Exercise task
Pull out every line from the listing that has the word "Zollgebiet".

Record excerpts
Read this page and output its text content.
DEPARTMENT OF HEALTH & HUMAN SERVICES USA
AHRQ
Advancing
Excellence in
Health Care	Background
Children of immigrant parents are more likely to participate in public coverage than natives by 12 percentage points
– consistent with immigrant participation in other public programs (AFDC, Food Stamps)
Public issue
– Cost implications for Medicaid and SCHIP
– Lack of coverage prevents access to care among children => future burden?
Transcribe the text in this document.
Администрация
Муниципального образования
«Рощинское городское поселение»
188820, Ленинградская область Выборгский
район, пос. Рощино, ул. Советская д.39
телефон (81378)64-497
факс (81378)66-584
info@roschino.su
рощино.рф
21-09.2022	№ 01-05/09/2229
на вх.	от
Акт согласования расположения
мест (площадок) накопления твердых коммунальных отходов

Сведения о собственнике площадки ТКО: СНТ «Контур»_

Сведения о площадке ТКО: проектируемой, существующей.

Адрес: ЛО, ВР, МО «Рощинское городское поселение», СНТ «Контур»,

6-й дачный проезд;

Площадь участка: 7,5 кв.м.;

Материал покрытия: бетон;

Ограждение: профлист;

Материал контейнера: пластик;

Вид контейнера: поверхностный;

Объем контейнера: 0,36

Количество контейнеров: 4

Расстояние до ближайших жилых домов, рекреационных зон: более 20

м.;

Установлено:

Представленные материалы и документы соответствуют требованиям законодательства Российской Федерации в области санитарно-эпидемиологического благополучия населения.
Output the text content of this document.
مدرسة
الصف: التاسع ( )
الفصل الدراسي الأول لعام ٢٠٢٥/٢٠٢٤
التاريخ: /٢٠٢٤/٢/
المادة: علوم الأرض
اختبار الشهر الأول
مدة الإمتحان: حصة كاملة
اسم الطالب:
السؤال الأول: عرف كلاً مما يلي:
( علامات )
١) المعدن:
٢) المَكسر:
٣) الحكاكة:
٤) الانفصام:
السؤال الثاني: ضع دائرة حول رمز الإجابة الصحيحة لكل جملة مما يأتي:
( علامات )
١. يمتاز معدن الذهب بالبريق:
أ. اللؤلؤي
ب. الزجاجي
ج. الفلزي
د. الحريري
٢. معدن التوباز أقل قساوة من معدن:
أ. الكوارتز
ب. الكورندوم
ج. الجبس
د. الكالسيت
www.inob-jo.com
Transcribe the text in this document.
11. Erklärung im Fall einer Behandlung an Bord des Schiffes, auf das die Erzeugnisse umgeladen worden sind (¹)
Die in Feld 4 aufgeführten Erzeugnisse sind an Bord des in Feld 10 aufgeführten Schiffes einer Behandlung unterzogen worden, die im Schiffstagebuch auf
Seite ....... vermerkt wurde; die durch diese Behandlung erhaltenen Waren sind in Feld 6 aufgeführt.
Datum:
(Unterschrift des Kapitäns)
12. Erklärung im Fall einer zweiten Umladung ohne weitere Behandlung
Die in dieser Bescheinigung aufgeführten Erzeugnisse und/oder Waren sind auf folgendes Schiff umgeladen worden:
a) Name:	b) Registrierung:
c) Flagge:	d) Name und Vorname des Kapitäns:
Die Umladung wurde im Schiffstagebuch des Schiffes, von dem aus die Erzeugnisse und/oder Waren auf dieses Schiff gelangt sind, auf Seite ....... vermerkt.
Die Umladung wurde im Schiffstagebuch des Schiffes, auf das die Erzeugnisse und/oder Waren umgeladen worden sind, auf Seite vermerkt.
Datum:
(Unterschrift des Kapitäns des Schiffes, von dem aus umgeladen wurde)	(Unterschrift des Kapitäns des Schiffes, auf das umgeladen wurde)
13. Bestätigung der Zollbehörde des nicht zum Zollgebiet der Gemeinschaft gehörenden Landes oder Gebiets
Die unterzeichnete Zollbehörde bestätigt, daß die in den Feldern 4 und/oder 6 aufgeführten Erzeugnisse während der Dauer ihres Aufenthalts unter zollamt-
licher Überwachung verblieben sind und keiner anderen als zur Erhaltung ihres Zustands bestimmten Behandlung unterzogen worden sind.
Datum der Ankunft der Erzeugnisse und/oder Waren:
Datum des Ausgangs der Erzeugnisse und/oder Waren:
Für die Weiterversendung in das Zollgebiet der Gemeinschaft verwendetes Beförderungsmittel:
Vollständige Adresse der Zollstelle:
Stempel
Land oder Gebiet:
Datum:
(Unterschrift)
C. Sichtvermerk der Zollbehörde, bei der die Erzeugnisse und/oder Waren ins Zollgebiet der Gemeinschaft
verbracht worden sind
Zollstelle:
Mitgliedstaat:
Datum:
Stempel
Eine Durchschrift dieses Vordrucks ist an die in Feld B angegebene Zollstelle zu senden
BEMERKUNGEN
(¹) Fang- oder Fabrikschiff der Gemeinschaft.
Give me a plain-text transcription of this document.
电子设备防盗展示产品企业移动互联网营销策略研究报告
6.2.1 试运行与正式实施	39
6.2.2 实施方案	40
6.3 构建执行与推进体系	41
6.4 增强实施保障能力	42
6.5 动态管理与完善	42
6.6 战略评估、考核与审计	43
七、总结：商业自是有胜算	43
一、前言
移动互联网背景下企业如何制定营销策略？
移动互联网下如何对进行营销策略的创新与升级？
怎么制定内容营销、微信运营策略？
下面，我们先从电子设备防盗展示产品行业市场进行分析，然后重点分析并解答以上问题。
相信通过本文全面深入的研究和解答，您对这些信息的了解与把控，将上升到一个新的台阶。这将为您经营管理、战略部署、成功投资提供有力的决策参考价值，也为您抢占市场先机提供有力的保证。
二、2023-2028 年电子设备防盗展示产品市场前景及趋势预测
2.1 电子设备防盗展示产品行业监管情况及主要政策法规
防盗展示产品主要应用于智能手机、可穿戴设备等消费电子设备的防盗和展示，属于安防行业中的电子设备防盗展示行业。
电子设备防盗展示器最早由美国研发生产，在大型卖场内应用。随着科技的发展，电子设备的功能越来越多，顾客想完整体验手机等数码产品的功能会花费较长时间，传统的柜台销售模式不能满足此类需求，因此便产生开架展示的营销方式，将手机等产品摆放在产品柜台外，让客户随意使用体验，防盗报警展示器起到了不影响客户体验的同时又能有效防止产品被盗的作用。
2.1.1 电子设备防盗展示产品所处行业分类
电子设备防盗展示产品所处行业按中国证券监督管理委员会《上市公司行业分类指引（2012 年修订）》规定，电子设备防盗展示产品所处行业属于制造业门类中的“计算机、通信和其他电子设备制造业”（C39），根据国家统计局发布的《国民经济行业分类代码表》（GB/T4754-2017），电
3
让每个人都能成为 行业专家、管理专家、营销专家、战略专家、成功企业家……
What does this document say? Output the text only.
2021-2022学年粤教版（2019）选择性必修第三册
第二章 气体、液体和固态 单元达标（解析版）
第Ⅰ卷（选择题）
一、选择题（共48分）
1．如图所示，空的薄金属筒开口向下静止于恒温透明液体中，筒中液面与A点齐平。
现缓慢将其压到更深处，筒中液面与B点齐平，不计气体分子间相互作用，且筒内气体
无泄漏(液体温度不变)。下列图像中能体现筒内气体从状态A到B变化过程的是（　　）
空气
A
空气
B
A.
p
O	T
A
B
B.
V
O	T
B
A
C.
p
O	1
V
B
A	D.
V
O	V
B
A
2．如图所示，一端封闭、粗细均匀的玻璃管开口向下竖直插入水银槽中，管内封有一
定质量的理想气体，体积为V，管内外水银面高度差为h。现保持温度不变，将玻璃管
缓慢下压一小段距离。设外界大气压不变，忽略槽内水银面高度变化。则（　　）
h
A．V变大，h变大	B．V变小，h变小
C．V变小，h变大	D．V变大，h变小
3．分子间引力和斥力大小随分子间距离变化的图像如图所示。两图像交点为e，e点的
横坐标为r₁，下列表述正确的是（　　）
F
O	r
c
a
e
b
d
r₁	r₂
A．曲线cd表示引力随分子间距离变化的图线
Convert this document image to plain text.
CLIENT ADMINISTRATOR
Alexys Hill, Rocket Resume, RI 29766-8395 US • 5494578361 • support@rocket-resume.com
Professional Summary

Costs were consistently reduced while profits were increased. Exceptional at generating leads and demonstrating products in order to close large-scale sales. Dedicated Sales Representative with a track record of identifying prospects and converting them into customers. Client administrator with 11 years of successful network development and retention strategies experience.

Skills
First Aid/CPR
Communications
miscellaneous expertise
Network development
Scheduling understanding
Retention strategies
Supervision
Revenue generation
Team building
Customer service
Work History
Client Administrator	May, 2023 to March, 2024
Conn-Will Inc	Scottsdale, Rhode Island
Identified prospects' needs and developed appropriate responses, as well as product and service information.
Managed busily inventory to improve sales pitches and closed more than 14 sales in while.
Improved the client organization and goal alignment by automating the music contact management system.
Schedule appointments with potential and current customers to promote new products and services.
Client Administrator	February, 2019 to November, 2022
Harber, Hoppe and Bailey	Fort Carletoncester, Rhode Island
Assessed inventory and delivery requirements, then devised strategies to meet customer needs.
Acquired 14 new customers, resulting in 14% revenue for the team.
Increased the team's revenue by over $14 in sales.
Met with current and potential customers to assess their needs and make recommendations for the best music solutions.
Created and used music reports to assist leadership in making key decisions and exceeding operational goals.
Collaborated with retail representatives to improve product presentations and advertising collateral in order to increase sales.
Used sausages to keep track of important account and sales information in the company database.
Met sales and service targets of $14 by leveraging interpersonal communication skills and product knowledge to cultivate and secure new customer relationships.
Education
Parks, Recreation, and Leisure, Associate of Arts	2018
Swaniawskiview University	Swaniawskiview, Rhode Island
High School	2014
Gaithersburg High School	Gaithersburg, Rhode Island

The answer
13. Bestätigung der Zollbehörde des nicht zum Zollgebiet der Gemeinschaft gehörenden Landes oder Gebiets
Für die Weiterversendung in das Zollgebiet der Gemeinschaft verwendetes Beförderungsmittel:
C. Sichtvermerk der Zollbehörde, bei der die Erzeugnisse und/oder Waren ins Zollgebiet der Gemeinschaft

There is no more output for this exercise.